begin Exercise material

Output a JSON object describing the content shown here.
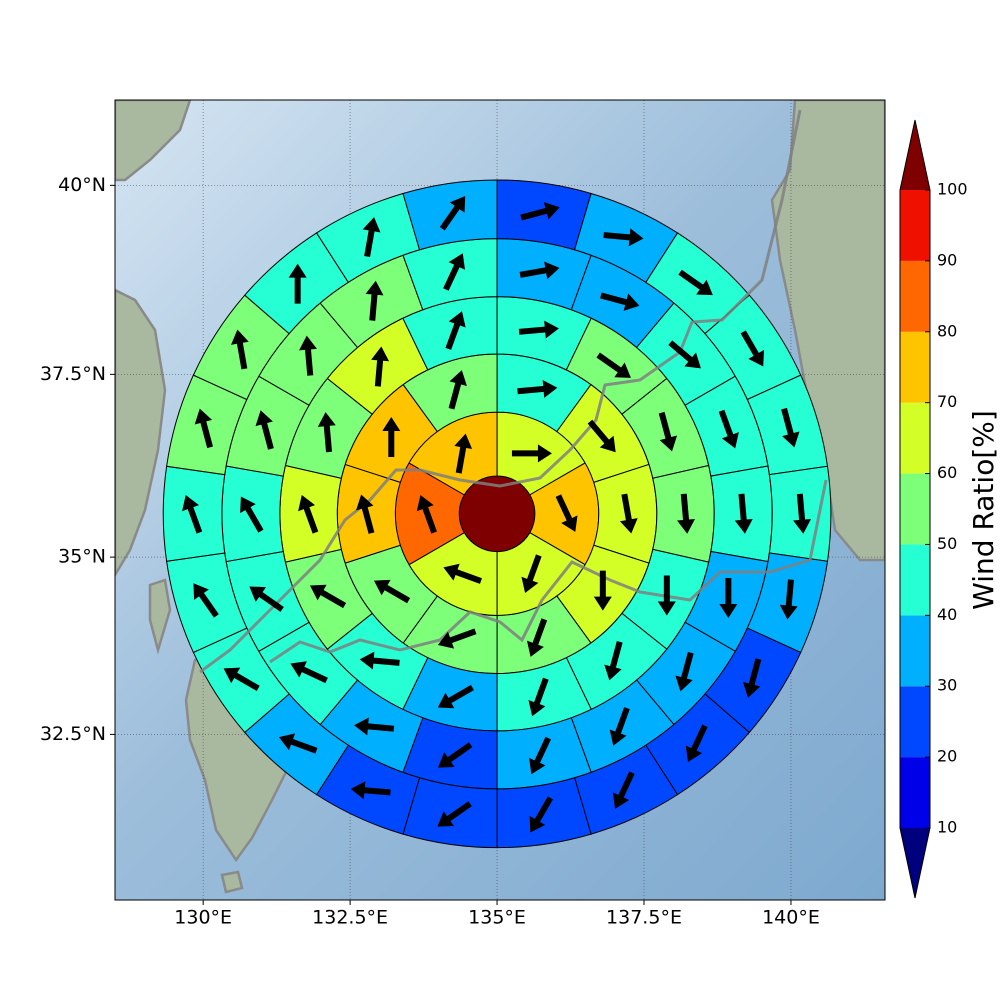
{
  "chart_data": {
    "type": "sectormap",
    "projection": "mercator",
    "xlim": [
      128.5,
      141.6
    ],
    "ylim": [
      30.1,
      41.1
    ],
    "xticks": [
      {
        "value": 130,
        "label": "130°E"
      },
      {
        "value": 132.5,
        "label": "132.5°E"
      },
      {
        "value": 135,
        "label": "135°E"
      },
      {
        "value": 137.5,
        "label": "137.5°E"
      },
      {
        "value": 140,
        "label": "140°E"
      }
    ],
    "yticks": [
      {
        "value": 32.5,
        "label": "32.5°N"
      },
      {
        "value": 35,
        "label": "35°N"
      },
      {
        "value": 37.5,
        "label": "37.5°N"
      },
      {
        "value": 40,
        "label": "40°N"
      }
    ],
    "grid": true,
    "center": [
      135,
      35.6
    ],
    "radii_km": [
      58,
      156,
      245,
      333,
      422,
      512
    ],
    "center_value": 105,
    "rings": [
      {
        "values": [
          65,
          75,
          65,
          65,
          85,
          75
        ],
        "directions": [
          90,
          155,
          200,
          290,
          340,
          10
        ]
      },
      {
        "values": [
          45,
          65,
          65,
          65,
          55,
          55,
          55,
          75,
          75,
          55
        ],
        "directions": [
          85,
          140,
          170,
          180,
          200,
          250,
          300,
          345,
          0,
          15
        ]
      },
      {
        "values": [
          45,
          55,
          55,
          55,
          45,
          45,
          45,
          35,
          45,
          55,
          65,
          55,
          65,
          45
        ],
        "directions": [
          85,
          125,
          165,
          175,
          180,
          195,
          200,
          240,
          275,
          300,
          340,
          355,
          5,
          20
        ]
      },
      {
        "values": [
          35,
          35,
          45,
          45,
          45,
          35,
          35,
          35,
          35,
          25,
          35,
          45,
          45,
          45,
          55,
          55,
          55,
          45
        ],
        "directions": [
          80,
          105,
          130,
          160,
          175,
          180,
          195,
          200,
          205,
          235,
          275,
          295,
          305,
          330,
          345,
          355,
          5,
          25
        ]
      },
      {
        "values": [
          25,
          35,
          45,
          45,
          45,
          45,
          35,
          25,
          25,
          25,
          25,
          25,
          25,
          35,
          45,
          45,
          45,
          55,
          55,
          45,
          45,
          35
        ],
        "directions": [
          75,
          95,
          125,
          150,
          165,
          175,
          185,
          195,
          205,
          205,
          210,
          235,
          275,
          290,
          300,
          325,
          340,
          345,
          350,
          0,
          10,
          35
        ]
      }
    ],
    "colorbar": {
      "label": "Wind Ratio[%]",
      "levels": [
        10,
        20,
        30,
        40,
        50,
        60,
        70,
        80,
        90,
        100
      ],
      "colors": [
        "#00007f",
        "#0000e8",
        "#0048ff",
        "#00b0ff",
        "#26ffd4",
        "#7dff7a",
        "#d4ff26",
        "#ffc400",
        "#ff6800",
        "#f01000",
        "#7f0000"
      ]
    }
  }
}
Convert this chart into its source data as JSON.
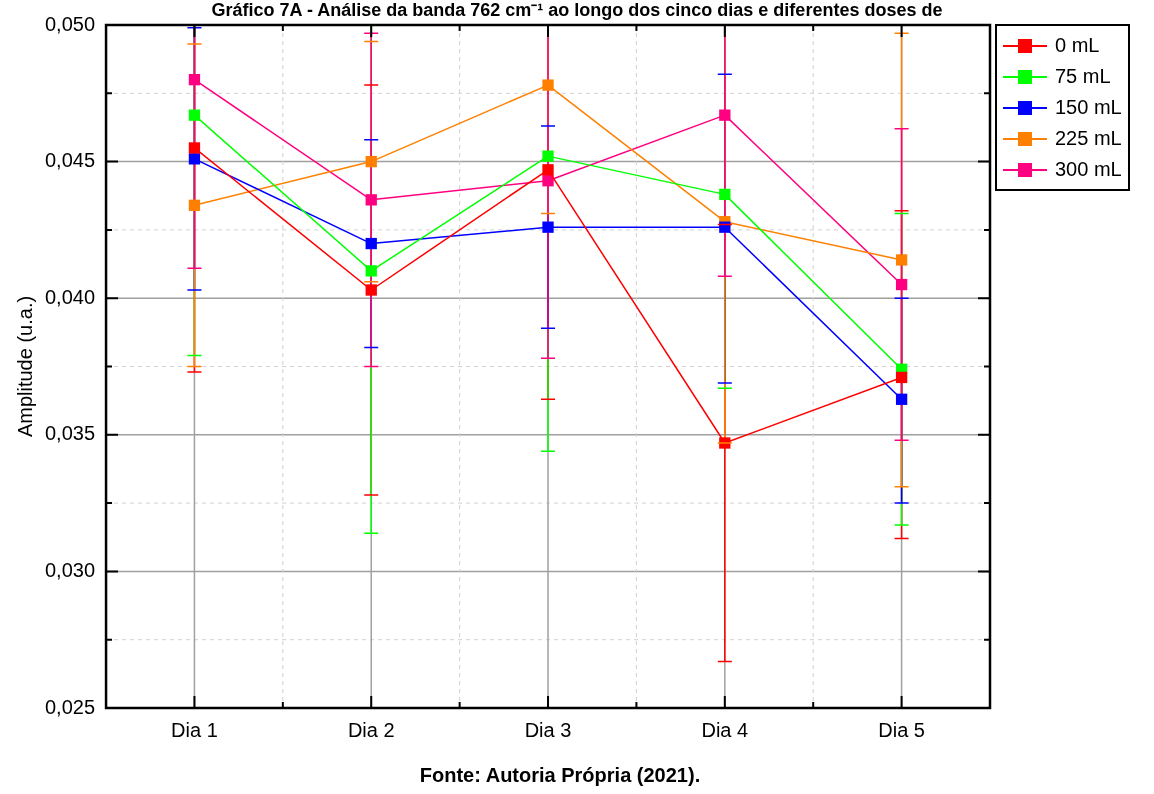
{
  "chart_data": {
    "type": "line",
    "title": "Gráfico 7A - Análise da banda 762 cm⁻¹ ao longo dos cinco dias e diferentes doses de",
    "ylabel": "Amplitude (u.a.)",
    "annotations": [
      "Fonte: Autoria Própria (2021)."
    ],
    "categories": [
      "Dia 1",
      "Dia 2",
      "Dia 3",
      "Dia 4",
      "Dia 5"
    ],
    "series": [
      {
        "name": "0 mL",
        "color": "#ff0000",
        "values": [
          0.0455,
          0.0403,
          0.0447,
          0.0347,
          0.0371
        ],
        "errors": [
          [
            0.0373,
            0.05
          ],
          [
            0.0328,
            0.0478
          ],
          [
            0.0363,
            0.05
          ],
          [
            0.0267,
            0.0427
          ],
          [
            0.0312,
            0.0432
          ]
        ]
      },
      {
        "name": "75 mL",
        "color": "#00ff00",
        "values": [
          0.0467,
          0.041,
          0.0452,
          0.0438,
          0.0374
        ],
        "errors": [
          [
            0.0379,
            0.05
          ],
          [
            0.0314,
            0.05
          ],
          [
            0.0344,
            0.05
          ],
          [
            0.0367,
            0.05
          ],
          [
            0.0317,
            0.0431
          ]
        ]
      },
      {
        "name": "150 mL",
        "color": "#0000ff",
        "values": [
          0.0451,
          0.042,
          0.0426,
          0.0426,
          0.0363
        ],
        "errors": [
          [
            0.0403,
            0.0499
          ],
          [
            0.0382,
            0.0458
          ],
          [
            0.0389,
            0.0463
          ],
          [
            0.0369,
            0.0482
          ],
          [
            0.0325,
            0.04
          ]
        ]
      },
      {
        "name": "225 mL",
        "color": "#ff8000",
        "values": [
          0.0434,
          0.045,
          0.0478,
          0.0428,
          0.0414
        ],
        "errors": [
          [
            0.0375,
            0.0493
          ],
          [
            0.0406,
            0.0494
          ],
          [
            0.0431,
            0.05
          ],
          [
            0.0347,
            0.05
          ],
          [
            0.0331,
            0.0497
          ]
        ]
      },
      {
        "name": "300 mL",
        "color": "#ff0080",
        "values": [
          0.048,
          0.0436,
          0.0443,
          0.0467,
          0.0405
        ],
        "errors": [
          [
            0.0411,
            0.05
          ],
          [
            0.0375,
            0.0497
          ],
          [
            0.0378,
            0.05
          ],
          [
            0.0408,
            0.05
          ],
          [
            0.0348,
            0.0462
          ]
        ]
      }
    ],
    "ylim": [
      0.025,
      0.05
    ],
    "yticks": [
      {
        "value": 0.025,
        "label": "0,025"
      },
      {
        "value": 0.0275,
        "label": null
      },
      {
        "value": 0.03,
        "label": "0,030"
      },
      {
        "value": 0.0325,
        "label": null
      },
      {
        "value": 0.035,
        "label": "0,035"
      },
      {
        "value": 0.0375,
        "label": null
      },
      {
        "value": 0.04,
        "label": "0,040"
      },
      {
        "value": 0.0425,
        "label": null
      },
      {
        "value": 0.045,
        "label": "0,045"
      },
      {
        "value": 0.0475,
        "label": null
      },
      {
        "value": 0.05,
        "label": "0,050"
      }
    ],
    "grid": true,
    "legend": "top right",
    "marker": "square",
    "line_style": "solid"
  }
}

end Exercise material

■ Stated problem ■
Copy every line of the listing that includes the string "JSON".

■ Solution for this exercise ■
Output a JSON object describing the content shown here.
Convert this chart into its source data as JSON.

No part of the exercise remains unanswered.